"""

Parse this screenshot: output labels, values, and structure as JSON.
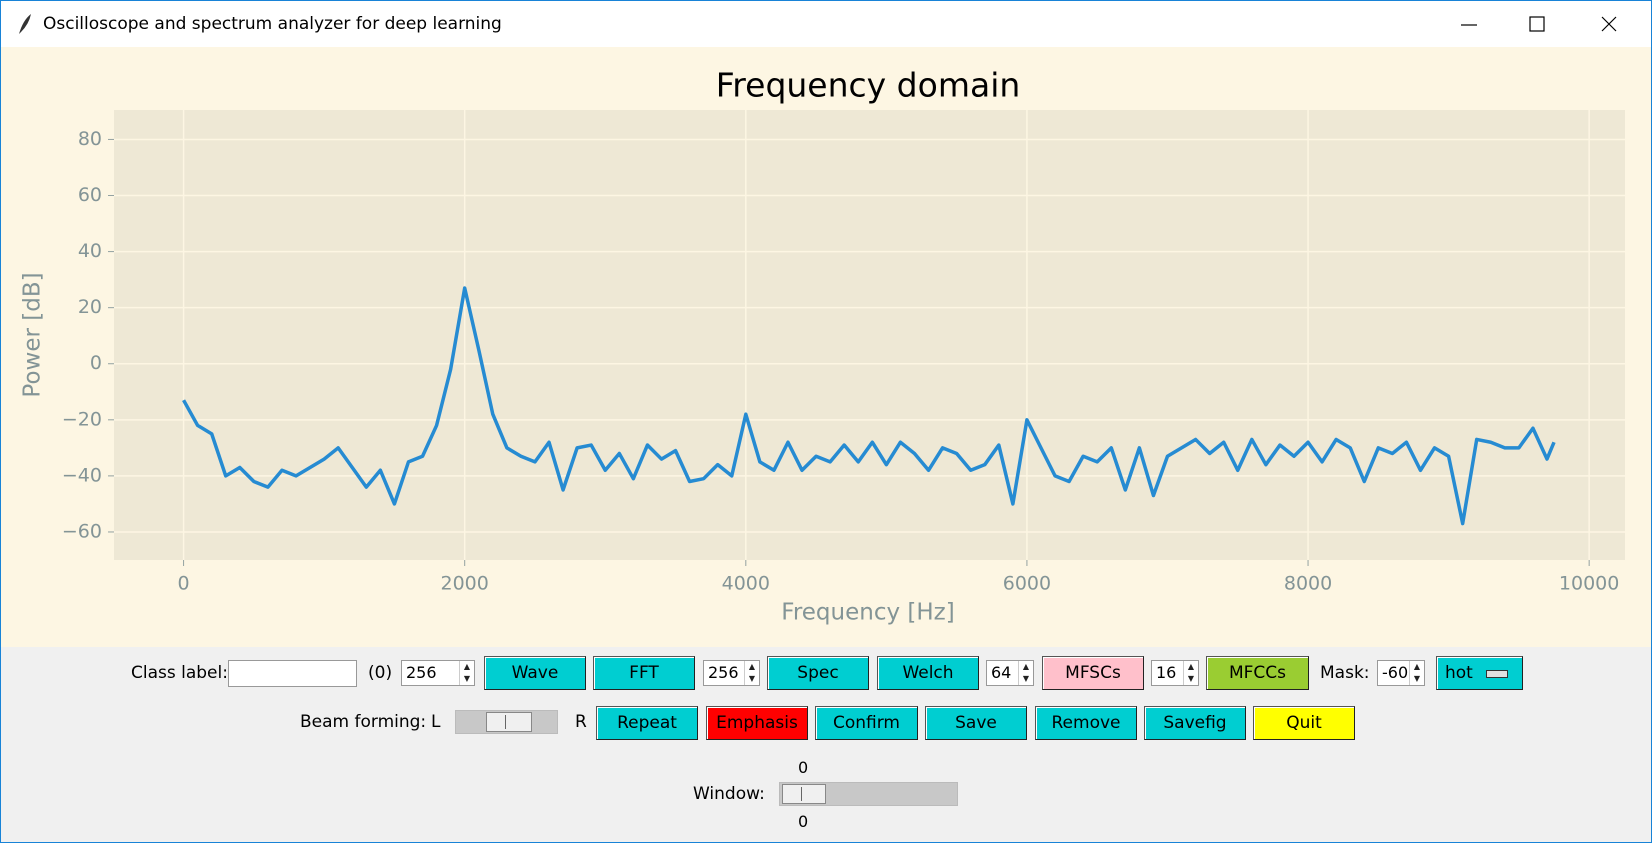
{
  "window": {
    "title": "Oscilloscope and spectrum analyzer for deep learning"
  },
  "chart_data": {
    "type": "line",
    "title": "Frequency domain",
    "x_label": "Frequency [Hz]",
    "y_label": "Power [dB]",
    "x": [
      0,
      100,
      200,
      300,
      400,
      500,
      600,
      700,
      800,
      900,
      1000,
      1100,
      1200,
      1300,
      1400,
      1500,
      1600,
      1700,
      1800,
      1900,
      2000,
      2100,
      2200,
      2300,
      2400,
      2500,
      2600,
      2700,
      2800,
      2900,
      3000,
      3100,
      3200,
      3300,
      3400,
      3500,
      3600,
      3700,
      3800,
      3900,
      4000,
      4100,
      4200,
      4300,
      4400,
      4500,
      4600,
      4700,
      4800,
      4900,
      5000,
      5100,
      5200,
      5300,
      5400,
      5500,
      5600,
      5700,
      5800,
      5900,
      6000,
      6100,
      6200,
      6300,
      6400,
      6500,
      6600,
      6700,
      6800,
      6900,
      7000,
      7100,
      7200,
      7300,
      7400,
      7500,
      7600,
      7700,
      7800,
      7900,
      8000,
      8100,
      8200,
      8300,
      8400,
      8500,
      8600,
      8700,
      8800,
      8900,
      9000,
      9100,
      9200,
      9300,
      9400,
      9500,
      9600,
      9700,
      9750
    ],
    "series": [
      {
        "name": "Power",
        "color": "#268bd2",
        "values": [
          -13,
          -22,
          -25,
          -40,
          -37,
          -42,
          -44,
          -38,
          -40,
          -37,
          -34,
          -30,
          -37,
          -44,
          -38,
          -50,
          -35,
          -33,
          -22,
          -2,
          27,
          5,
          -18,
          -30,
          -33,
          -35,
          -28,
          -45,
          -30,
          -29,
          -38,
          -32,
          -41,
          -29,
          -34,
          -31,
          -42,
          -41,
          -36,
          -40,
          -18,
          -35,
          -38,
          -28,
          -38,
          -33,
          -35,
          -29,
          -35,
          -28,
          -36,
          -28,
          -32,
          -38,
          -30,
          -32,
          -38,
          -36,
          -29,
          -50,
          -20,
          -30,
          -40,
          -42,
          -33,
          -35,
          -30,
          -45,
          -30,
          -47,
          -33,
          -30,
          -27,
          -32,
          -28,
          -38,
          -27,
          -36,
          -29,
          -33,
          -28,
          -35,
          -27,
          -30,
          -42,
          -30,
          -32,
          -28,
          -38,
          -30,
          -33,
          -57,
          -27,
          -28,
          -30,
          -30,
          -23,
          -34,
          -28
        ]
      }
    ],
    "xlim": [
      -495,
      10255
    ],
    "ylim": [
      -70,
      90.5
    ],
    "xticks": [
      0,
      2000,
      4000,
      6000,
      8000,
      10000
    ],
    "yticks": [
      {
        "value": -60,
        "label": "−60"
      },
      {
        "value": -40,
        "label": "−40"
      },
      {
        "value": -20,
        "label": "−20"
      },
      0,
      20,
      40,
      60,
      80
    ],
    "grid": true
  },
  "controls": {
    "class_label": "Class label:",
    "class_count": "(0)",
    "spin_wave": "256",
    "wave": "Wave",
    "fft": "FFT",
    "spin_fft": "256",
    "spec": "Spec",
    "welch": "Welch",
    "spin_welch": "64",
    "mfscs": "MFSCs",
    "spin_mfscs": "16",
    "mfccs": "MFCCs",
    "mask": "Mask:",
    "spin_mask": "-60",
    "colormap": "hot",
    "beam_forming": "Beam forming:",
    "left": "L",
    "right": "R",
    "repeat": "Repeat",
    "emphasis": "Emphasis",
    "confirm": "Confirm",
    "save": "Save",
    "remove": "Remove",
    "savefig": "Savefig",
    "quit": "Quit",
    "window_label": "Window:",
    "window_top": "0",
    "window_bottom": "0"
  }
}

"""

Task objective: Every line holding "values" should be copied out.

Response to this exercise:
Parse this screenshot: output labels, values, and structure as JSON.
        "values": [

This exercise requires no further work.